Exercise input:
|---|
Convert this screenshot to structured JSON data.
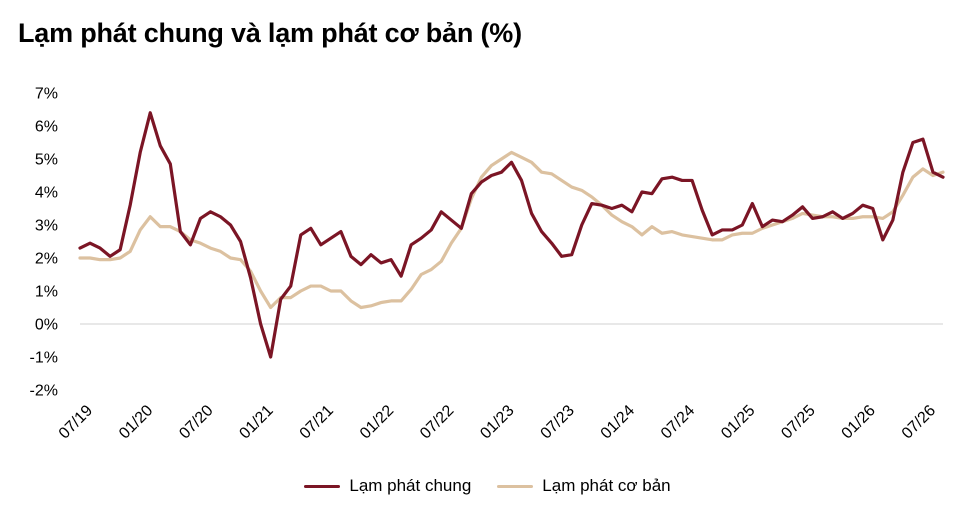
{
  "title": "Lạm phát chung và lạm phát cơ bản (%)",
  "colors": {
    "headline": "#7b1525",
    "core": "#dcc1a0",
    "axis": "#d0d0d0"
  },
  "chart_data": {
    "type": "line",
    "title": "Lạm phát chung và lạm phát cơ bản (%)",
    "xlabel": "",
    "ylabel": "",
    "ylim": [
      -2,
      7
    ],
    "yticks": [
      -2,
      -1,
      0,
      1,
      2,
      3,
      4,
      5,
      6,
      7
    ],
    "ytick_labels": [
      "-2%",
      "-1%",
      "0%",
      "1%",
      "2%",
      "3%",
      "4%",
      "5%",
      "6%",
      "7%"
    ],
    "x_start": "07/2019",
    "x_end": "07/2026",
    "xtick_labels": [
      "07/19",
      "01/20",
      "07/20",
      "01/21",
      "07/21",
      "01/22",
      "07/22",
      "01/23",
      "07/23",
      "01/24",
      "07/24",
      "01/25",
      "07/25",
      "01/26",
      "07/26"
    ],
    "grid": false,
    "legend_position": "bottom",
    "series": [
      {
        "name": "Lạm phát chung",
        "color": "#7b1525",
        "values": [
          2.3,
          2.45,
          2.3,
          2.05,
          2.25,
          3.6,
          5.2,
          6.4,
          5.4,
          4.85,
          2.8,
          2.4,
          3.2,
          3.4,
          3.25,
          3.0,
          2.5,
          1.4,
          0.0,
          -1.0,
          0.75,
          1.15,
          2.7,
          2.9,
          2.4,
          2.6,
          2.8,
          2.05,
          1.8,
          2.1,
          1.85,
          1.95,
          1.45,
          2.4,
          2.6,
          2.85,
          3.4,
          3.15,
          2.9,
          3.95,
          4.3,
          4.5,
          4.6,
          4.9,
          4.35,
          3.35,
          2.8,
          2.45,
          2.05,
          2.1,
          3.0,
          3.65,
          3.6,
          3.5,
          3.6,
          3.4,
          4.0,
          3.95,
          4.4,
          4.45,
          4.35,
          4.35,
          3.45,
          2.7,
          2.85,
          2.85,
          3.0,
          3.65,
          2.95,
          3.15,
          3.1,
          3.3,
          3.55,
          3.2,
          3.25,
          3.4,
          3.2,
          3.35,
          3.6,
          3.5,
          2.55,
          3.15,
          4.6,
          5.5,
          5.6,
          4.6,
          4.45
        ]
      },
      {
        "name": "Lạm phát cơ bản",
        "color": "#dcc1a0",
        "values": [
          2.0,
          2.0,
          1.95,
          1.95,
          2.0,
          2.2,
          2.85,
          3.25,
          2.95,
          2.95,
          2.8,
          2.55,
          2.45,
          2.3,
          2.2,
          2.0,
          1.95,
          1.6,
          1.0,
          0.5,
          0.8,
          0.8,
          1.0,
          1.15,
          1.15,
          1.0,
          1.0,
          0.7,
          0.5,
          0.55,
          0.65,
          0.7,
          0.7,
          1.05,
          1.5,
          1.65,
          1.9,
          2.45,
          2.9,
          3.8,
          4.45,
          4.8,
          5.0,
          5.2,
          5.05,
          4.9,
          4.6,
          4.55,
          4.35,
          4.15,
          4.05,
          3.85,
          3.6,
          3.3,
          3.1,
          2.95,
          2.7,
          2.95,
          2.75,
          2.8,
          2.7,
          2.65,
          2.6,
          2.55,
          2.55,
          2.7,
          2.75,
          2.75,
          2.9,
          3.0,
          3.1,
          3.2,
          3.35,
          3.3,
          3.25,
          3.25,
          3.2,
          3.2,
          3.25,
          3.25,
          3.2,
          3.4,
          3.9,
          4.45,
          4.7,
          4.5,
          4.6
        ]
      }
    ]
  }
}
|---|
Job: Reproduce every record above exactly, but leave out the pictures.

The completed task:
Convert this screenshot to structured JSON data.
{
  "title": "Lạm phát chung và lạm phát cơ bản (%)",
  "colors": {
    "headline": "#7b1525",
    "core": "#dcc1a0",
    "axis": "#d0d0d0"
  },
  "chart_data": {
    "type": "line",
    "title": "Lạm phát chung và lạm phát cơ bản (%)",
    "xlabel": "",
    "ylabel": "",
    "ylim": [
      -2,
      7
    ],
    "yticks": [
      -2,
      -1,
      0,
      1,
      2,
      3,
      4,
      5,
      6,
      7
    ],
    "ytick_labels": [
      "-2%",
      "-1%",
      "0%",
      "1%",
      "2%",
      "3%",
      "4%",
      "5%",
      "6%",
      "7%"
    ],
    "x_start": "07/2019",
    "x_end": "07/2026",
    "xtick_labels": [
      "07/19",
      "01/20",
      "07/20",
      "01/21",
      "07/21",
      "01/22",
      "07/22",
      "01/23",
      "07/23",
      "01/24",
      "07/24",
      "01/25",
      "07/25",
      "01/26",
      "07/26"
    ],
    "grid": false,
    "legend_position": "bottom",
    "series": [
      {
        "name": "Lạm phát chung",
        "color": "#7b1525",
        "values": [
          2.3,
          2.45,
          2.3,
          2.05,
          2.25,
          3.6,
          5.2,
          6.4,
          5.4,
          4.85,
          2.8,
          2.4,
          3.2,
          3.4,
          3.25,
          3.0,
          2.5,
          1.4,
          0.0,
          -1.0,
          0.75,
          1.15,
          2.7,
          2.9,
          2.4,
          2.6,
          2.8,
          2.05,
          1.8,
          2.1,
          1.85,
          1.95,
          1.45,
          2.4,
          2.6,
          2.85,
          3.4,
          3.15,
          2.9,
          3.95,
          4.3,
          4.5,
          4.6,
          4.9,
          4.35,
          3.35,
          2.8,
          2.45,
          2.05,
          2.1,
          3.0,
          3.65,
          3.6,
          3.5,
          3.6,
          3.4,
          4.0,
          3.95,
          4.4,
          4.45,
          4.35,
          4.35,
          3.45,
          2.7,
          2.85,
          2.85,
          3.0,
          3.65,
          2.95,
          3.15,
          3.1,
          3.3,
          3.55,
          3.2,
          3.25,
          3.4,
          3.2,
          3.35,
          3.6,
          3.5,
          2.55,
          3.15,
          4.6,
          5.5,
          5.6,
          4.6,
          4.45
        ]
      },
      {
        "name": "Lạm phát cơ bản",
        "color": "#dcc1a0",
        "values": [
          2.0,
          2.0,
          1.95,
          1.95,
          2.0,
          2.2,
          2.85,
          3.25,
          2.95,
          2.95,
          2.8,
          2.55,
          2.45,
          2.3,
          2.2,
          2.0,
          1.95,
          1.6,
          1.0,
          0.5,
          0.8,
          0.8,
          1.0,
          1.15,
          1.15,
          1.0,
          1.0,
          0.7,
          0.5,
          0.55,
          0.65,
          0.7,
          0.7,
          1.05,
          1.5,
          1.65,
          1.9,
          2.45,
          2.9,
          3.8,
          4.45,
          4.8,
          5.0,
          5.2,
          5.05,
          4.9,
          4.6,
          4.55,
          4.35,
          4.15,
          4.05,
          3.85,
          3.6,
          3.3,
          3.1,
          2.95,
          2.7,
          2.95,
          2.75,
          2.8,
          2.7,
          2.65,
          2.6,
          2.55,
          2.55,
          2.7,
          2.75,
          2.75,
          2.9,
          3.0,
          3.1,
          3.2,
          3.35,
          3.3,
          3.25,
          3.25,
          3.2,
          3.2,
          3.25,
          3.25,
          3.2,
          3.4,
          3.9,
          4.45,
          4.7,
          4.5,
          4.6
        ]
      }
    ]
  }
}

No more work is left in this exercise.